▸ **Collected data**
* * * * * * * * *

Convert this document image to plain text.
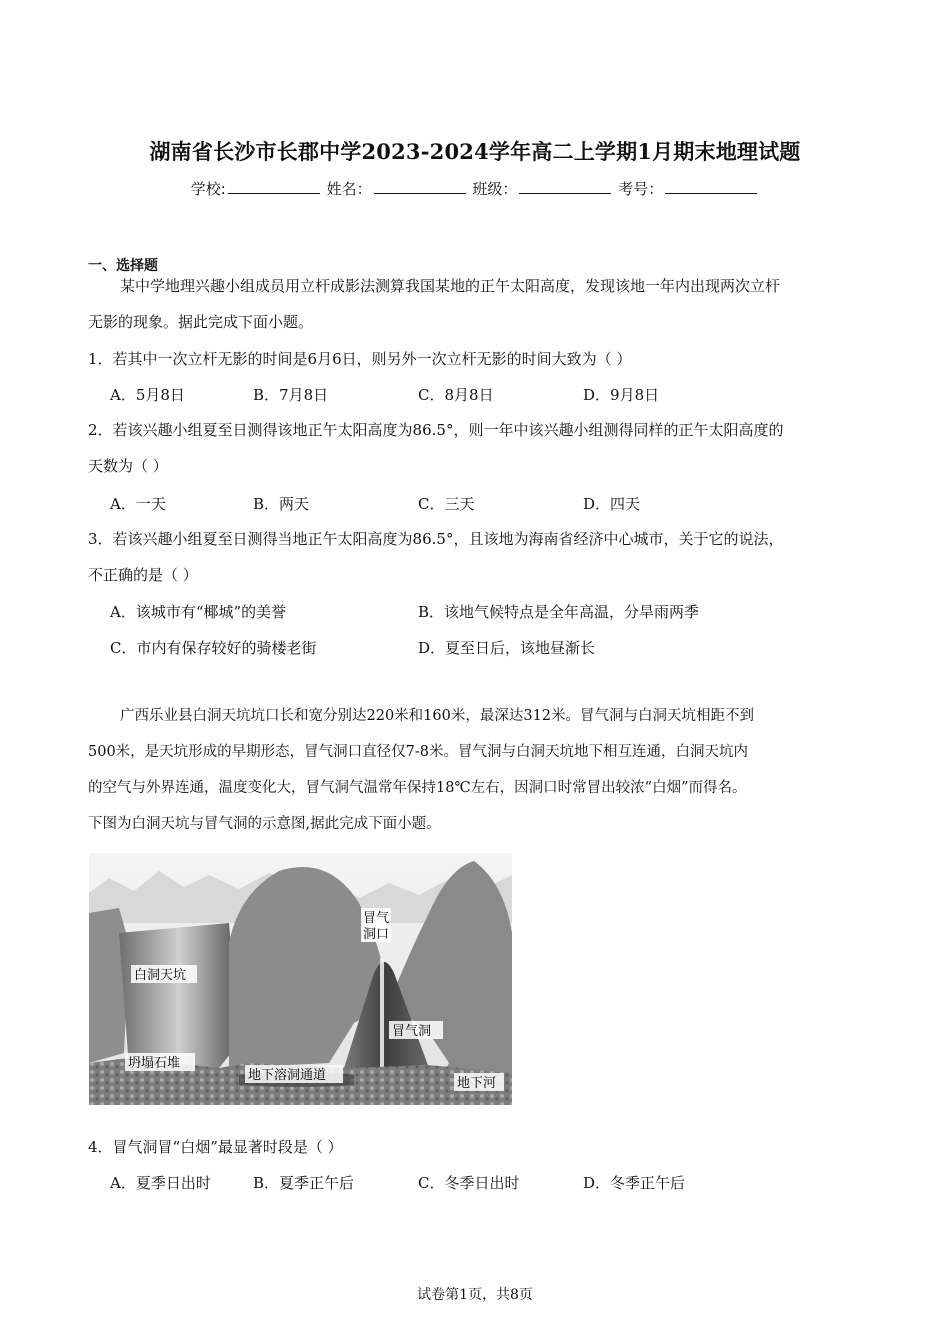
湖南省长沙市长郡中学2023-2024学年高二上学期1月期末地理试题
学校:	姓名：	班级：	考号：
一、选择题
某中学地理兴趣小组成员用立杆成影法测算我国某地的正午太阳高度，发现该地一年内出现两次立杆
无影的现象。据此完成下面小题。
1．若其中一次立杆无影的时间是6月6日，则另外一次立杆无影的时间大致为（ ）
A．5月8日	B．7月8日	C．8月8日	D．9月8日
2．若该兴趣小组夏至日测得该地正午太阳高度为86.5°，则一年中该兴趣小组测得同样的正午太阳高度的
天数为（ ）
A．一天	B．两天	C．三天	D．四天
3．若该兴趣小组夏至日测得当地正午太阳高度为86.5°，且该地为海南省经济中心城市，关于它的说法，
不正确的是（ ）
A．该城市有“椰城”的美誉	B．该地气候特点是全年高温，分旱雨两季
C．市内有保存较好的骑楼老街	D．夏至日后，该地昼渐长
广西乐业县白洞天坑坑口长和宽分别达220米和160米，最深达312米。冒气洞与白洞天坑相距不到
500米，是天坑形成的早期形态，冒气洞口直径仅7-8米。冒气洞与白洞天坑地下相互连通，白洞天坑内
的空气与外界连通，温度变化大，冒气洞气温常年保持18℃左右，因洞口时常冒出较浓“白烟”而得名。
下图为白洞天坑与冒气洞的示意图,据此完成下面小题。
冒气
洞口
白洞天坑
冒气洞
坍塌石堆
地下溶洞通道
地下河
4．冒气洞冒“白烟”最显著时段是（ ）
A．夏季日出时	B．夏季正午后	C．冬季日出时	D．冬季正午后
试卷第1页，共8页
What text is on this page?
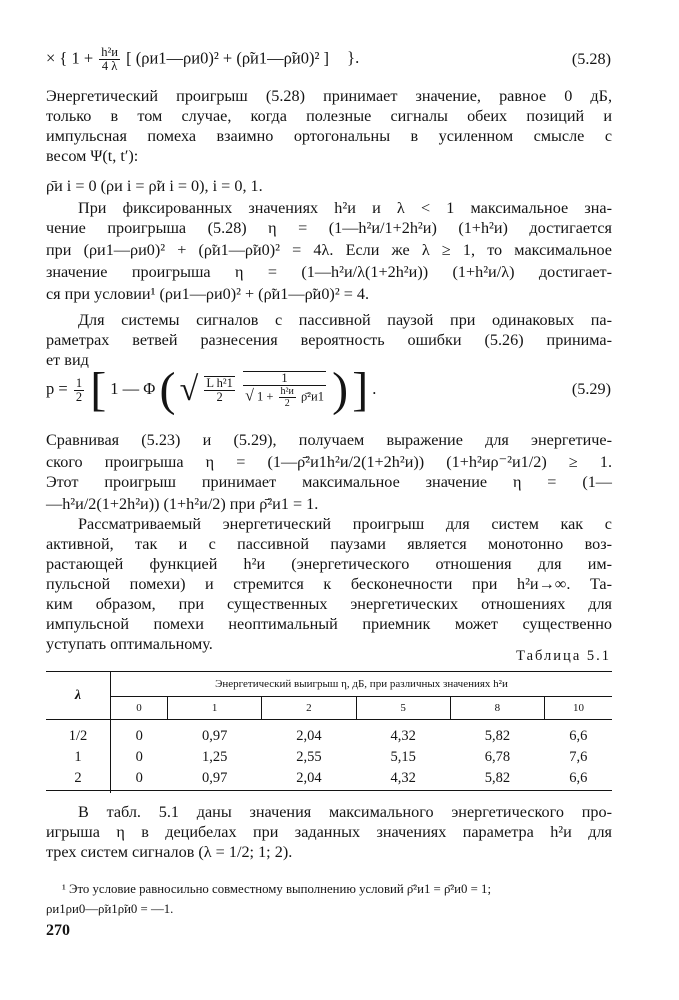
× { $1 + \frac{\text{h²и}}{4 \lambda}$ [ (ρи1—ρи0)² + (ρ̃и1—ρ̃и0)² ] }.	(5.28)
Энергетический проигрыш (5.28) принимает значение, равное 0 дБ,
только в том случае, когда полезные сигналы обеих позиций и
импульсная помеха взаимно ортогональны в усиленном смысле с
весом Ψ(t, t′):
ρ̄и i = 0 (ρи i = ρ̃и i = 0), i = 0, 1.
При фиксированных значениях h²и и λ < 1 максимальное зна-
чение проигрыша (5.28) η = (1—h²и/1+2h²и) (1+h²и) достигается
при (ρи1—ρи0)² + (ρ̃и1—ρ̃и0)² = 4λ. Если же λ ≥ 1, то максимальное
значение проигрыша η = (1—h²и/λ(1+2h²и)) (1+h²и/λ) достигает-
ся при условии¹ (ρи1—ρи0)² + (ρ̃и1—ρ̃и0)² = 4.
Для системы сигналов с пассивной паузой при одинаковых па-
раметрах ветвей разнесения вероятность ошибки (5.26) принима-
ет вид
$p = \frac{1}{2}$ [ 1 — Φ ( √ $\frac{\text{L h²1}}{2}$
	1
√ $1 + \frac{\text{h²и}}{2}$ ρ̄²и1 ) ] .	(5.29)
Сравнивая (5.23) и (5.29), получаем выражение для энергетиче-
ского проигрыша η = (1—ρ̄²и1h²и/2(1+2h²и)) (1+h²иρ⁻²и1/2) ≥ 1.
Этот проигрыш принимает максимальное значение η = (1—
—h²и/2(1+2h²и)) (1+h²и/2) при ρ̄²и1 = 1.
Рассматриваемый энергетический проигрыш для систем как с
активной, так и с пассивной паузами является монотонно воз-
растающей функцией h²и (энергетического отношения для им-
пульсной помехи) и стремится к бесконечности при h²и→∞. Та-
ким образом, при существенных энергетических отношениях для
импульсной помехи неоптимальный приемник может существенно
уступать оптимальному.
Таблица 5.1
λ	Энергетический выигрыш η, дБ, при различных значениях h²и					
	0	1	2	5	8	10
1/2	0	0,97	2,04	4,32	5,82	6,6
1	0	1,25	2,55	5,15	6,78	7,6
2	0	0,97	2,04	4,32	5,82	6,6
В табл. 5.1 даны значения максимального энергетического про-
игрыша η в децибелах при заданных значениях параметра h²и для
трех систем сигналов (λ = 1/2; 1; 2).
¹ Это условие равносильно совместному выполнению условий ρ̄²и1 = ρ̄²и0 = 1;
ρи1ρи0—ρ̃и1ρ̃и0 = —1.
270
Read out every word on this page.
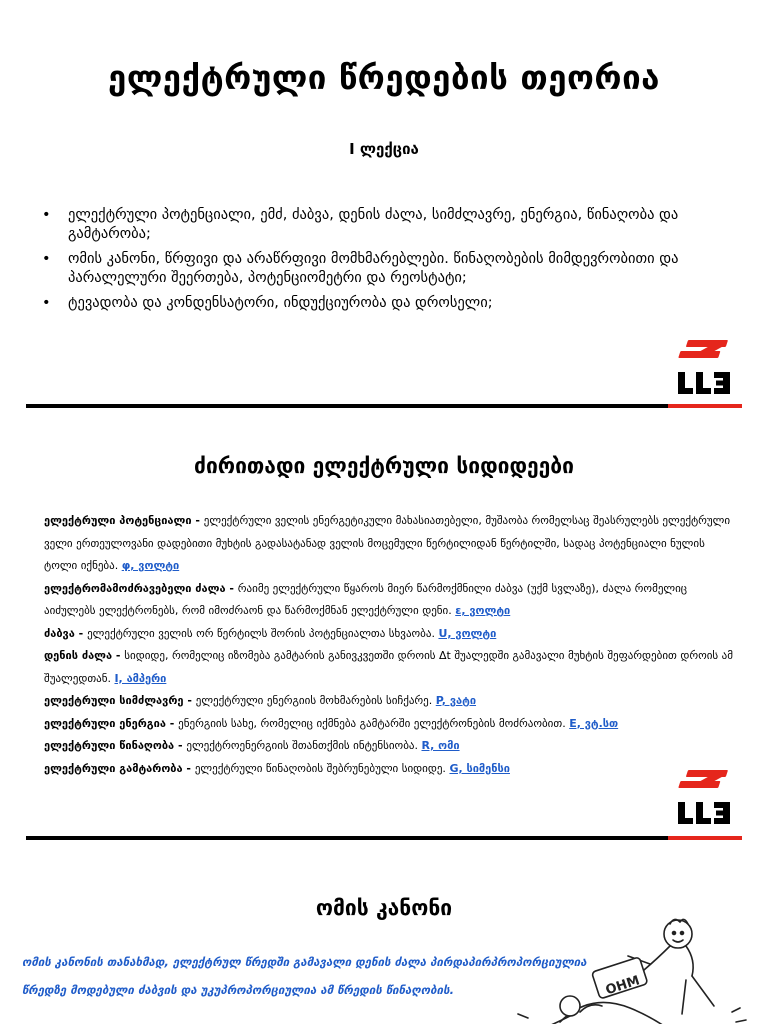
ელექტრული წრედების თეორია
I ლექცია
• ელექტრული პოტენციალი, ემძ, ძაბვა, დენის ძალა, სიმძლავრე, ენერგია, წინაღობა და გამტარობა;
• ომის კანონი, წრფივი და არაწრფივი მომხმარებლები. წინაღობების მიმდევრობითი და პარალელური შეერთება, პოტენციომეტრი და რეოსტატი;
• ტევადობა და კონდენსატორი, ინდუქციურობა და დროსელი;
ძირითადი ელექტრული სიდიდეები

ელექტრული პოტენციალი - ელექტრული ველის ენერგეტიკული მახასიათებელი, მუშაობა რომელსაც შეასრულებს ელექტრული ველი ერთეულოვანი დადებითი მუხტის გადასატანად ველის მოცემული წერტილიდან წერტილში, სადაც პოტენციალი ნულის ტოლი იქნება. φ, ვოლტი

ელექტრომამოძრავებელი ძალა - რაიმე ელექტრული წყაროს მიერ წარმოქმნილი ძაბვა (უქმ სვლაზე), ძალა რომელიც აიძულებს ელექტრონებს, რომ იმოძრაონ და წარმოქმნან ელექტრული დენი. ε, ვოლტი

ძაბვა - ელექტრული ველის ორ წერტილს შორის პოტენციალთა სხვაობა. U, ვოლტი

დენის ძალა - სიდიდე, რომელიც იზომება გამტარის განივკვეთში დროის Δt შუალედში გამავალი მუხტის შეფარდებით დროის ამ შუალედთან. I, ამპერი

ელექტრული სიმძლავრე - ელექტრული ენერგიის მოხმარების სიჩქარე. P, ვატი

ელექტრული ენერგია - ენერგიის სახე, რომელიც იქმნება გამტარში ელექტრონების მოძრაობით. E, ვტ.სთ

ელექტრული წინაღობა - ელექტროენერგიის შთანთქმის ინტენსიობა. R, ომი

ელექტრული გამტარობა - ელექტრული წინაღობის შებრუნებული სიდიდე. G, სიმენსი

ომის კანონი

ომის კანონის თანახმად, ელექტრულ წრედში გამავალი დენის ძალა პირდაპირპროპორციულია

წრედზე მოდებული ძაბვის და უკუპროპორციულია ამ წრედის წინაღობის.	OHM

* * * * * * * * *

▸ **Exercise instructions**
Your task is to set down the records shown above exactly, minus any pictures.

▸ **The answer**
Convert this document image to plain text.
湖南省长沙市长郡中学2023-2024学年高二上学期1月期末地理试题
学校:	姓名：	班级：	考号：
一、选择题
某中学地理兴趣小组成员用立杆成影法测算我国某地的正午太阳高度，发现该地一年内出现两次立杆
无影的现象。据此完成下面小题。
1．若其中一次立杆无影的时间是6月6日，则另外一次立杆无影的时间大致为（ ）
A．5月8日	B．7月8日	C．8月8日	D．9月8日
2．若该兴趣小组夏至日测得该地正午太阳高度为86.5°，则一年中该兴趣小组测得同样的正午太阳高度的
天数为（ ）
A．一天	B．两天	C．三天	D．四天
3．若该兴趣小组夏至日测得当地正午太阳高度为86.5°，且该地为海南省经济中心城市，关于它的说法，
不正确的是（ ）
A．该城市有“椰城”的美誉	B．该地气候特点是全年高温，分旱雨两季
C．市内有保存较好的骑楼老街	D．夏至日后，该地昼渐长
广西乐业县白洞天坑坑口长和宽分别达220米和160米，最深达312米。冒气洞与白洞天坑相距不到
500米，是天坑形成的早期形态，冒气洞口直径仅7-8米。冒气洞与白洞天坑地下相互连通，白洞天坑内
的空气与外界连通，温度变化大，冒气洞气温常年保持18℃左右，因洞口时常冒出较浓“白烟”而得名。
下图为白洞天坑与冒气洞的示意图,据此完成下面小题。
冒气
洞口
白洞天坑
冒气洞
坍塌石堆
地下溶洞通道
地下河
4．冒气洞冒“白烟”最显著时段是（ ）
A．夏季日出时	B．夏季正午后	C．冬季日出时	D．冬季正午后
试卷第1页，共8页
What text is on this page?
× { $1 + \frac{\text{h²и}}{4 \lambda}$ [ (ρи1—ρи0)² + (ρ̃и1—ρ̃и0)² ] }.	(5.28)
Энергетический проигрыш (5.28) принимает значение, равное 0 дБ,
только в том случае, когда полезные сигналы обеих позиций и
импульсная помеха взаимно ортогональны в усиленном смысле с
весом Ψ(t, t′):
ρ̄и i = 0 (ρи i = ρ̃и i = 0), i = 0, 1.
При фиксированных значениях h²и и λ < 1 максимальное зна-
чение проигрыша (5.28) η = (1—h²и/1+2h²и) (1+h²и) достигается
при (ρи1—ρи0)² + (ρ̃и1—ρ̃и0)² = 4λ. Если же λ ≥ 1, то максимальное
значение проигрыша η = (1—h²и/λ(1+2h²и)) (1+h²и/λ) достигает-
ся при условии¹ (ρи1—ρи0)² + (ρ̃и1—ρ̃и0)² = 4.
Для системы сигналов с пассивной паузой при одинаковых па-
раметрах ветвей разнесения вероятность ошибки (5.26) принима-
ет вид
$p = \frac{1}{2}$ [ 1 — Φ ( √ $\frac{\text{L h²1}}{2}$
	1
√ $1 + \frac{\text{h²и}}{2}$ ρ̄²и1 ) ] .	(5.29)
Сравнивая (5.23) и (5.29), получаем выражение для энергетиче-
ского проигрыша η = (1—ρ̄²и1h²и/2(1+2h²и)) (1+h²иρ⁻²и1/2) ≥ 1.
Этот проигрыш принимает максимальное значение η = (1—
—h²и/2(1+2h²и)) (1+h²и/2) при ρ̄²и1 = 1.
Рассматриваемый энергетический проигрыш для систем как с
активной, так и с пассивной паузами является монотонно воз-
растающей функцией h²и (энергетического отношения для им-
пульсной помехи) и стремится к бесконечности при h²и→∞. Та-
ким образом, при существенных энергетических отношениях для
импульсной помехи неоптимальный приемник может существенно
уступать оптимальному.
Таблица 5.1
λ	Энергетический выигрыш η, дБ, при различных значениях h²и					
	0	1	2	5	8	10
1/2	0	0,97	2,04	4,32	5,82	6,6
1	0	1,25	2,55	5,15	6,78	7,6
2	0	0,97	2,04	4,32	5,82	6,6
В табл. 5.1 даны значения максимального энергетического про-
игрыша η в децибелах при заданных значениях параметра h²и для
трех систем сигналов (λ = 1/2; 1; 2).
¹ Это условие равносильно совместному выполнению условий ρ̄²и1 = ρ̄²и0 = 1;
ρи1ρи0—ρ̃и1ρ̃и0 = —1.
270
Read out every word on this page.
ელექტრული წრედების თეორია
I ლექცია
• ელექტრული პოტენციალი, ემძ, ძაბვა, დენის ძალა, სიმძლავრე, ენერგია, წინაღობა და გამტარობა;
• ომის კანონი, წრფივი და არაწრფივი მომხმარებლები. წინაღობების მიმდევრობითი და პარალელური შეერთება, პოტენციომეტრი და რეოსტატი;
• ტევადობა და კონდენსატორი, ინდუქციურობა და დროსელი;
ძირითადი ელექტრული სიდიდეები

ელექტრული პოტენციალი - ელექტრული ველის ენერგეტიკული მახასიათებელი, მუშაობა რომელსაც შეასრულებს ელექტრული ველი ერთეულოვანი დადებითი მუხტის გადასატანად ველის მოცემული წერტილიდან წერტილში, სადაც პოტენციალი ნულის ტოლი იქნება. φ, ვოლტი

ელექტრომამოძრავებელი ძალა - რაიმე ელექტრული წყაროს მიერ წარმოქმნილი ძაბვა (უქმ სვლაზე), ძალა რომელიც აიძულებს ელექტრონებს, რომ იმოძრაონ და წარმოქმნან ელექტრული დენი. ε, ვოლტი

ძაბვა - ელექტრული ველის ორ წერტილს შორის პოტენციალთა სხვაობა. U, ვოლტი

დენის ძალა - სიდიდე, რომელიც იზომება გამტარის განივკვეთში დროის Δt შუალედში გამავალი მუხტის შეფარდებით დროის ამ შუალედთან. I, ამპერი

ელექტრული სიმძლავრე - ელექტრული ენერგიის მოხმარების სიჩქარე. P, ვატი

ელექტრული ენერგია - ენერგიის სახე, რომელიც იქმნება გამტარში ელექტრონების მოძრაობით. E, ვტ.სთ

ელექტრული წინაღობა - ელექტროენერგიის შთანთქმის ინტენსიობა. R, ომი

ელექტრული გამტარობა - ელექტრული წინაღობის შებრუნებული სიდიდე. G, სიმენსი

ომის კანონი

ომის კანონის თანახმად, ელექტრულ წრედში გამავალი დენის ძალა პირდაპირპროპორციულია

წრედზე მოდებული ძაბვის და უკუპროპორციულია ამ წრედის წინაღობის.	OHM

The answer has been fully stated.